** start of Information provided **

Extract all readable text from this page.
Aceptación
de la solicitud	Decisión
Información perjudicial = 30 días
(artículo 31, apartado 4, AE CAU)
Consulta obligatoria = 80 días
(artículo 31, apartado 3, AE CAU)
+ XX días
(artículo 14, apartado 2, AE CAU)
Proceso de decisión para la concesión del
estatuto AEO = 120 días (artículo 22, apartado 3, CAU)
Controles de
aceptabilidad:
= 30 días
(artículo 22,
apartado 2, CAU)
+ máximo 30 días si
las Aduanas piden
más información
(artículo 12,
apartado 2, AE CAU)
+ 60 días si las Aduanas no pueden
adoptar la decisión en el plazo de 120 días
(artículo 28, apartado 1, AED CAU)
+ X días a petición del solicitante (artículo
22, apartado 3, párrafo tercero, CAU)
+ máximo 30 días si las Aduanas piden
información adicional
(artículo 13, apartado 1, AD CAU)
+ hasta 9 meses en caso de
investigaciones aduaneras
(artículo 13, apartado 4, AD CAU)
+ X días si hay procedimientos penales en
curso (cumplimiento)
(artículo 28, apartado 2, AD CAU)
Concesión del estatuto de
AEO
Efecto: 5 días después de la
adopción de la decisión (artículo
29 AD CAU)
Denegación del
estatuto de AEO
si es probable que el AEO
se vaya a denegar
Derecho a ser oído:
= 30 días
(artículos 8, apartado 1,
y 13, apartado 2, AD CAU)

** end of Information provided **
** start of Information provided **

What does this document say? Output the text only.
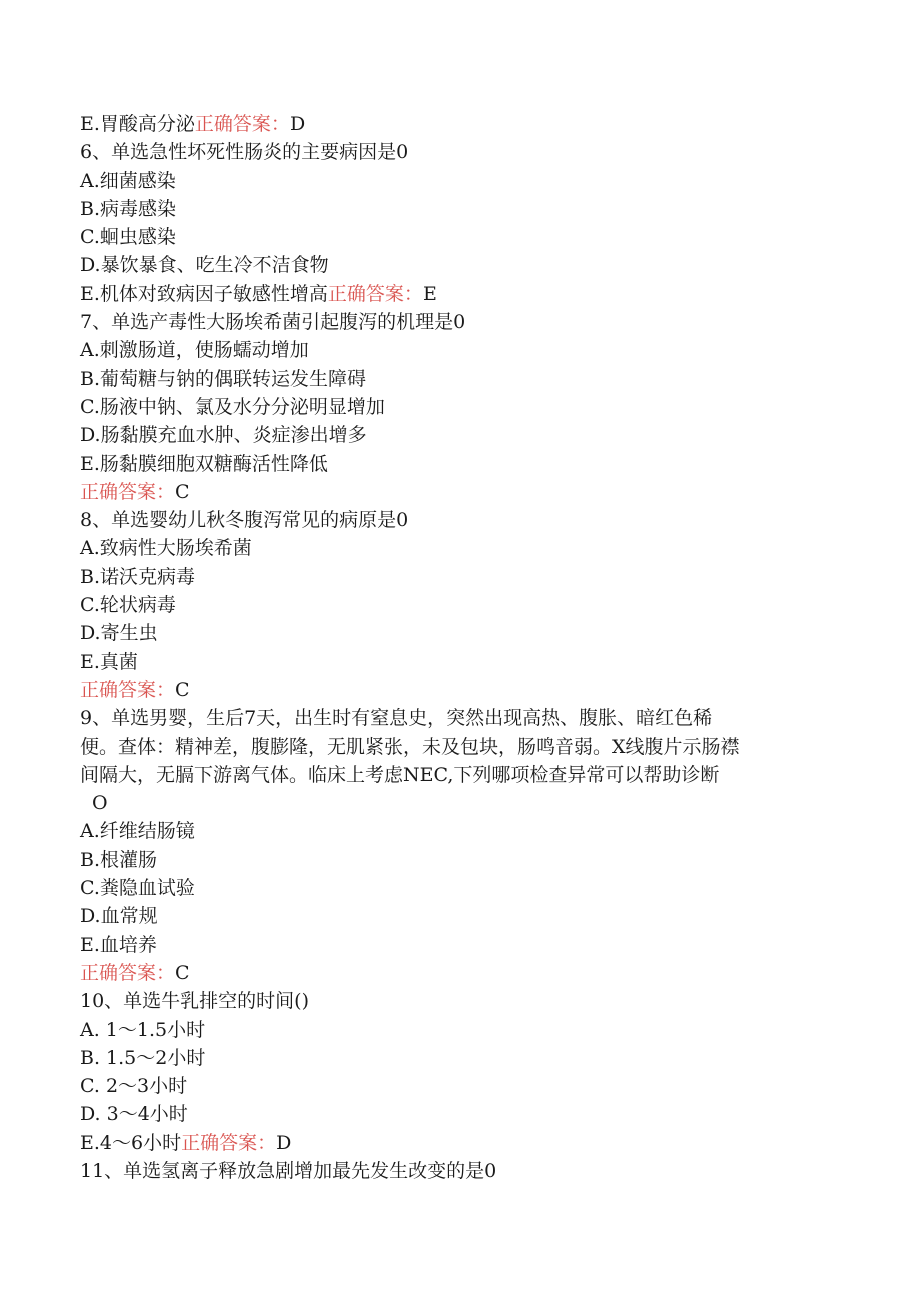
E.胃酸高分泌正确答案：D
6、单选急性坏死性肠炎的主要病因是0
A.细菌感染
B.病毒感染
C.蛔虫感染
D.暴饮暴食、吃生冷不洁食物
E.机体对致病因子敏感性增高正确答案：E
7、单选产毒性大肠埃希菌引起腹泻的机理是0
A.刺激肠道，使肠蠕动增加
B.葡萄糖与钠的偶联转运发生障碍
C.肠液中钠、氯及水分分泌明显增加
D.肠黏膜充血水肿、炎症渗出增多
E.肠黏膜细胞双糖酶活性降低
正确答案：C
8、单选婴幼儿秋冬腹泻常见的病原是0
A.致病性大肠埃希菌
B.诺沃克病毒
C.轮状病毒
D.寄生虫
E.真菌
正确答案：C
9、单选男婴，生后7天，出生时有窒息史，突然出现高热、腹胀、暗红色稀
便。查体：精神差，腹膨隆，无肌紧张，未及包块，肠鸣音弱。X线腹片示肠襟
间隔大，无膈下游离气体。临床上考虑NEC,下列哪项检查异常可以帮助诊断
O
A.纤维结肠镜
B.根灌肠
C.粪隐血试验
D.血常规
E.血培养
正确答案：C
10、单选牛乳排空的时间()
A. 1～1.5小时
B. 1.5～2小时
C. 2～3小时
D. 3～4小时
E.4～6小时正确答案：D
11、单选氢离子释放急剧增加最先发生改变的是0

** end of Information provided **

▸ The task: Return every line holding the word "this" from the records.

▸ Correct response:
Extract all readable text from this page.
What does this document say? Output the text only.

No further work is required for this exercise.